◆ **Your goal**:
Your task is to copy every record exactly.

___ Data listing

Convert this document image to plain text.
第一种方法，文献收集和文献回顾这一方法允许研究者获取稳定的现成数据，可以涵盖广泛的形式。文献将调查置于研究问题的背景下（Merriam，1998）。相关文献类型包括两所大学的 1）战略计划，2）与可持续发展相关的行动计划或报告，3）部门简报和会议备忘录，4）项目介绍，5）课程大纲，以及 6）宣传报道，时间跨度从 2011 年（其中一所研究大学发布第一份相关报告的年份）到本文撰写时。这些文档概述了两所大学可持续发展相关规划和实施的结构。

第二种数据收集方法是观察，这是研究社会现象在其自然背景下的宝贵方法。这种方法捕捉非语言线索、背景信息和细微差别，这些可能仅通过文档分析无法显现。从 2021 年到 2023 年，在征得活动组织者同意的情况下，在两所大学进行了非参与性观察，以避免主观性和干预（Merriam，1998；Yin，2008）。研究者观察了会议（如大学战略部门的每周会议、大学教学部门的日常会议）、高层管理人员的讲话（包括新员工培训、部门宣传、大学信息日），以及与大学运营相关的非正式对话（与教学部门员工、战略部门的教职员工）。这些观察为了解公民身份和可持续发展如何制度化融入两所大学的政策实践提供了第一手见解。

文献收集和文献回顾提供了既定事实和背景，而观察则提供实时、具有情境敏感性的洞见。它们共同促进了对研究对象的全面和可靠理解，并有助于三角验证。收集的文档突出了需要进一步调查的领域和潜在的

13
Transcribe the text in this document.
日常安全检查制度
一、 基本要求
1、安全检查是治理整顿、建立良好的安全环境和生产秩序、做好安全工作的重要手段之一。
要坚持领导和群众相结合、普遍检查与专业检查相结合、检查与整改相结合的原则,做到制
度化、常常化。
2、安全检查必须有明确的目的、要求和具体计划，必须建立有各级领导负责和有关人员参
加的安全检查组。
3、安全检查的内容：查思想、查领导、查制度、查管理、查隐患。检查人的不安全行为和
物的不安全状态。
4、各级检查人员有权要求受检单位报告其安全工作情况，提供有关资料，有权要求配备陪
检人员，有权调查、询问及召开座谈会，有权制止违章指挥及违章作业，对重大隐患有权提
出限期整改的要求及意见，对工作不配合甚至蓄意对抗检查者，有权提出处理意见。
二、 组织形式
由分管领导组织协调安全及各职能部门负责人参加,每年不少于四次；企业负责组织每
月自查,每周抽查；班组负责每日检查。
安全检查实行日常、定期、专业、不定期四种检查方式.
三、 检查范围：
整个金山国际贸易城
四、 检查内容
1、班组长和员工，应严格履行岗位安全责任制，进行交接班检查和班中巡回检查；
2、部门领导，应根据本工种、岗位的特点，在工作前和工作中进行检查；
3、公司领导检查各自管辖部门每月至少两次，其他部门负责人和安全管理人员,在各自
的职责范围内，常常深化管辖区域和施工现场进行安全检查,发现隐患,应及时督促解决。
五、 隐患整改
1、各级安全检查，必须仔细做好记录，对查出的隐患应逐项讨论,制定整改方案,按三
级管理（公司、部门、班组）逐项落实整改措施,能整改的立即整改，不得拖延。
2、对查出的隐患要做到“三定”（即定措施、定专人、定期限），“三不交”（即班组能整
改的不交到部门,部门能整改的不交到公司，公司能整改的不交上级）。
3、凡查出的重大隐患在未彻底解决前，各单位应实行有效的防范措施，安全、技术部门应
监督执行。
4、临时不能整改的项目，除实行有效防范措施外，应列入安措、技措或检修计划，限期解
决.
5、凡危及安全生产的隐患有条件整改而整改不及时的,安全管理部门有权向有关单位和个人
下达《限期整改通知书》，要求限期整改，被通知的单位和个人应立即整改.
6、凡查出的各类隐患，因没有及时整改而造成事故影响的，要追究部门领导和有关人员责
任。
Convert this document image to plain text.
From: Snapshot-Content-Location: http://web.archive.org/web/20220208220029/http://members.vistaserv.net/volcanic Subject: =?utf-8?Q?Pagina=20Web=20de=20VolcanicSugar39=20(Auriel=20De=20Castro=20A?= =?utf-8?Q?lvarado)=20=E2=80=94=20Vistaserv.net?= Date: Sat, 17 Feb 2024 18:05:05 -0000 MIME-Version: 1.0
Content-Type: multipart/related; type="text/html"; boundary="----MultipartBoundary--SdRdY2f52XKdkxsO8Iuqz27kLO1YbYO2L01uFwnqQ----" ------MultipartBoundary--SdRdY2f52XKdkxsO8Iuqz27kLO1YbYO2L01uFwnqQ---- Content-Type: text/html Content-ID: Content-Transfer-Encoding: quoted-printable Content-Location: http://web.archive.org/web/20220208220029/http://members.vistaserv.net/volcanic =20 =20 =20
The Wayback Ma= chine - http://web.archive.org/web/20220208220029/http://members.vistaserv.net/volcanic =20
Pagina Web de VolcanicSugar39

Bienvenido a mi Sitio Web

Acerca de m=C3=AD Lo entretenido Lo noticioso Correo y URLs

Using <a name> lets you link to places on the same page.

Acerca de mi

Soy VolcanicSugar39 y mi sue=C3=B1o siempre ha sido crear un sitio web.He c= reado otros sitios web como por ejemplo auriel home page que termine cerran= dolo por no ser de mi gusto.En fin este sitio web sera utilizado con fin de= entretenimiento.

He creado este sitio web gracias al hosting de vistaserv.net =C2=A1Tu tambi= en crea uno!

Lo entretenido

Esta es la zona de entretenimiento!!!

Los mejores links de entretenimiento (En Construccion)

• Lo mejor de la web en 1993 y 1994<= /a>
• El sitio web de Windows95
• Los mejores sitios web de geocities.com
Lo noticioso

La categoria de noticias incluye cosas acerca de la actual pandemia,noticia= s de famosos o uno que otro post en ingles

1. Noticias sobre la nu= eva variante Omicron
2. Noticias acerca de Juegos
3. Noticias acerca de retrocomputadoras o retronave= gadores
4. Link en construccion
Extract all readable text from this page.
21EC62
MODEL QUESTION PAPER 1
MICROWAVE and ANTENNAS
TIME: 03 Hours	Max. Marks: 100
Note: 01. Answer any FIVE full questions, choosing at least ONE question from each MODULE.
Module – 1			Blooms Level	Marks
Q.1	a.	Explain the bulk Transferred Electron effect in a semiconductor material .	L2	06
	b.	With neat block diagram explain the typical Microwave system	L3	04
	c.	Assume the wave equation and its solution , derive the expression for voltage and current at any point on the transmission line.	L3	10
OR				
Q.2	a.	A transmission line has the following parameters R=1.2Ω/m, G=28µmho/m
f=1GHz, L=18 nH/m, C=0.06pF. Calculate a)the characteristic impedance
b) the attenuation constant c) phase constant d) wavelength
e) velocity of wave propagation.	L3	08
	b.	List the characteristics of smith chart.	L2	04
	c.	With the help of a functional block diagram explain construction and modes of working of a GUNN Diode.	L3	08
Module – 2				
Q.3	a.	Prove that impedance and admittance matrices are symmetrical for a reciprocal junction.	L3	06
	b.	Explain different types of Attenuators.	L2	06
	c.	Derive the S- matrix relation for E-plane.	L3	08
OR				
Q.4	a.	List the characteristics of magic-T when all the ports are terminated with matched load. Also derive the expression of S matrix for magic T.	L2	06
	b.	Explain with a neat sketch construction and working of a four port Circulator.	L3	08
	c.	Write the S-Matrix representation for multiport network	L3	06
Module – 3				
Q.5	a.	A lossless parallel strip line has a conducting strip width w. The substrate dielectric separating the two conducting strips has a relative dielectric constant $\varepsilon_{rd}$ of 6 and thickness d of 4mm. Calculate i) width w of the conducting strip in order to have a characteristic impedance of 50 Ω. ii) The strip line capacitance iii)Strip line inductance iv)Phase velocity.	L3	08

______

◆ **Full output**:
Convert this document image to plain text.
第一种方法，文献收集和文献回顾这一方法允许研究者获取稳定的现成数据，可以涵盖广泛的形式。文献将调查置于研究问题的背景下（Merriam，1998）。相关文献类型包括两所大学的 1）战略计划，2）与可持续发展相关的行动计划或报告，3）部门简报和会议备忘录，4）项目介绍，5）课程大纲，以及 6）宣传报道，时间跨度从 2011 年（其中一所研究大学发布第一份相关报告的年份）到本文撰写时。这些文档概述了两所大学可持续发展相关规划和实施的结构。

第二种数据收集方法是观察，这是研究社会现象在其自然背景下的宝贵方法。这种方法捕捉非语言线索、背景信息和细微差别，这些可能仅通过文档分析无法显现。从 2021 年到 2023 年，在征得活动组织者同意的情况下，在两所大学进行了非参与性观察，以避免主观性和干预（Merriam，1998；Yin，2008）。研究者观察了会议（如大学战略部门的每周会议、大学教学部门的日常会议）、高层管理人员的讲话（包括新员工培训、部门宣传、大学信息日），以及与大学运营相关的非正式对话（与教学部门员工、战略部门的教职员工）。这些观察为了解公民身份和可持续发展如何制度化融入两所大学的政策实践提供了第一手见解。

文献收集和文献回顾提供了既定事实和背景，而观察则提供实时、具有情境敏感性的洞见。它们共同促进了对研究对象的全面和可靠理解，并有助于三角验证。收集的文档突出了需要进一步调查的领域和潜在的

13
Transcribe the text in this document.
日常安全检查制度
一、 基本要求
1、安全检查是治理整顿、建立良好的安全环境和生产秩序、做好安全工作的重要手段之一。
要坚持领导和群众相结合、普遍检查与专业检查相结合、检查与整改相结合的原则,做到制
度化、常常化。
2、安全检查必须有明确的目的、要求和具体计划，必须建立有各级领导负责和有关人员参
加的安全检查组。
3、安全检查的内容：查思想、查领导、查制度、查管理、查隐患。检查人的不安全行为和
物的不安全状态。
4、各级检查人员有权要求受检单位报告其安全工作情况，提供有关资料，有权要求配备陪
检人员，有权调查、询问及召开座谈会，有权制止违章指挥及违章作业，对重大隐患有权提
出限期整改的要求及意见，对工作不配合甚至蓄意对抗检查者，有权提出处理意见。
二、 组织形式
由分管领导组织协调安全及各职能部门负责人参加,每年不少于四次；企业负责组织每
月自查,每周抽查；班组负责每日检查。
安全检查实行日常、定期、专业、不定期四种检查方式.
三、 检查范围：
整个金山国际贸易城
四、 检查内容
1、班组长和员工，应严格履行岗位安全责任制，进行交接班检查和班中巡回检查；
2、部门领导，应根据本工种、岗位的特点，在工作前和工作中进行检查；
3、公司领导检查各自管辖部门每月至少两次，其他部门负责人和安全管理人员,在各自
的职责范围内，常常深化管辖区域和施工现场进行安全检查,发现隐患,应及时督促解决。
五、 隐患整改
1、各级安全检查，必须仔细做好记录，对查出的隐患应逐项讨论,制定整改方案,按三
级管理（公司、部门、班组）逐项落实整改措施,能整改的立即整改，不得拖延。
2、对查出的隐患要做到“三定”（即定措施、定专人、定期限），“三不交”（即班组能整
改的不交到部门,部门能整改的不交到公司，公司能整改的不交上级）。
3、凡查出的重大隐患在未彻底解决前，各单位应实行有效的防范措施，安全、技术部门应
监督执行。
4、临时不能整改的项目，除实行有效防范措施外，应列入安措、技措或检修计划，限期解
决.
5、凡危及安全生产的隐患有条件整改而整改不及时的,安全管理部门有权向有关单位和个人
下达《限期整改通知书》，要求限期整改，被通知的单位和个人应立即整改.
6、凡查出的各类隐患，因没有及时整改而造成事故影响的，要追究部门领导和有关人员责
任。
Convert this document image to plain text.
From: Snapshot-Content-Location: http://web.archive.org/web/20220208220029/http://members.vistaserv.net/volcanic Subject: =?utf-8?Q?Pagina=20Web=20de=20VolcanicSugar39=20(Auriel=20De=20Castro=20A?= =?utf-8?Q?lvarado)=20=E2=80=94=20Vistaserv.net?= Date: Sat, 17 Feb 2024 18:05:05 -0000 MIME-Version: 1.0
Content-Type: multipart/related; type="text/html"; boundary="----MultipartBoundary--SdRdY2f52XKdkxsO8Iuqz27kLO1YbYO2L01uFwnqQ----" ------MultipartBoundary--SdRdY2f52XKdkxsO8Iuqz27kLO1YbYO2L01uFwnqQ---- Content-Type: text/html Content-ID: Content-Transfer-Encoding: quoted-printable Content-Location: http://web.archive.org/web/20220208220029/http://members.vistaserv.net/volcanic =20 =20 =20
The Wayback Ma= chine - http://web.archive.org/web/20220208220029/http://members.vistaserv.net/volcanic =20
Pagina Web de VolcanicSugar39

Bienvenido a mi Sitio Web

Acerca de m=C3=AD Lo entretenido Lo noticioso Correo y URLs

Using <a name> lets you link to places on the same page.

Acerca de mi

Soy VolcanicSugar39 y mi sue=C3=B1o siempre ha sido crear un sitio web.He c= reado otros sitios web como por ejemplo auriel home page que termine cerran= dolo por no ser de mi gusto.En fin este sitio web sera utilizado con fin de= entretenimiento.

He creado este sitio web gracias al hosting de vistaserv.net =C2=A1Tu tambi= en crea uno!

Lo entretenido

Esta es la zona de entretenimiento!!!

Los mejores links de entretenimiento (En Construccion)

• Lo mejor de la web en 1993 y 1994<= /a>
• El sitio web de Windows95
• Los mejores sitios web de geocities.com
Lo noticioso

La categoria de noticias incluye cosas acerca de la actual pandemia,noticia= s de famosos o uno que otro post en ingles

1. Noticias sobre la nu= eva variante Omicron
2. Noticias acerca de Juegos
3. Noticias acerca de retrocomputadoras o retronave= gadores
4. Link en construccion
Extract all readable text from this page.
21EC62
MODEL QUESTION PAPER 1
MICROWAVE and ANTENNAS
TIME: 03 Hours	Max. Marks: 100
Note: 01. Answer any FIVE full questions, choosing at least ONE question from each MODULE.
Module – 1			Blooms Level	Marks
Q.1	a.	Explain the bulk Transferred Electron effect in a semiconductor material .	L2	06
	b.	With neat block diagram explain the typical Microwave system	L3	04
	c.	Assume the wave equation and its solution , derive the expression for voltage and current at any point on the transmission line.	L3	10
OR				
Q.2	a.	A transmission line has the following parameters R=1.2Ω/m, G=28µmho/m
f=1GHz, L=18 nH/m, C=0.06pF. Calculate a)the characteristic impedance
b) the attenuation constant c) phase constant d) wavelength
e) velocity of wave propagation.	L3	08
	b.	List the characteristics of smith chart.	L2	04
	c.	With the help of a functional block diagram explain construction and modes of working of a GUNN Diode.	L3	08
Module – 2				
Q.3	a.	Prove that impedance and admittance matrices are symmetrical for a reciprocal junction.	L3	06
	b.	Explain different types of Attenuators.	L2	06
	c.	Derive the S- matrix relation for E-plane.	L3	08
OR				
Q.4	a.	List the characteristics of magic-T when all the ports are terminated with matched load. Also derive the expression of S matrix for magic T.	L2	06
	b.	Explain with a neat sketch construction and working of a four port Circulator.	L3	08
	c.	Write the S-Matrix representation for multiport network	L3	06
Module – 3				
Q.5	a.	A lossless parallel strip line has a conducting strip width w. The substrate dielectric separating the two conducting strips has a relative dielectric constant $\varepsilon_{rd}$ of 6 and thickness d of 4mm. Calculate i) width w of the conducting strip in order to have a characteristic impedance of 50 Ω. ii) The strip line capacitance iii)Strip line inductance iv)Phase velocity.	L3	08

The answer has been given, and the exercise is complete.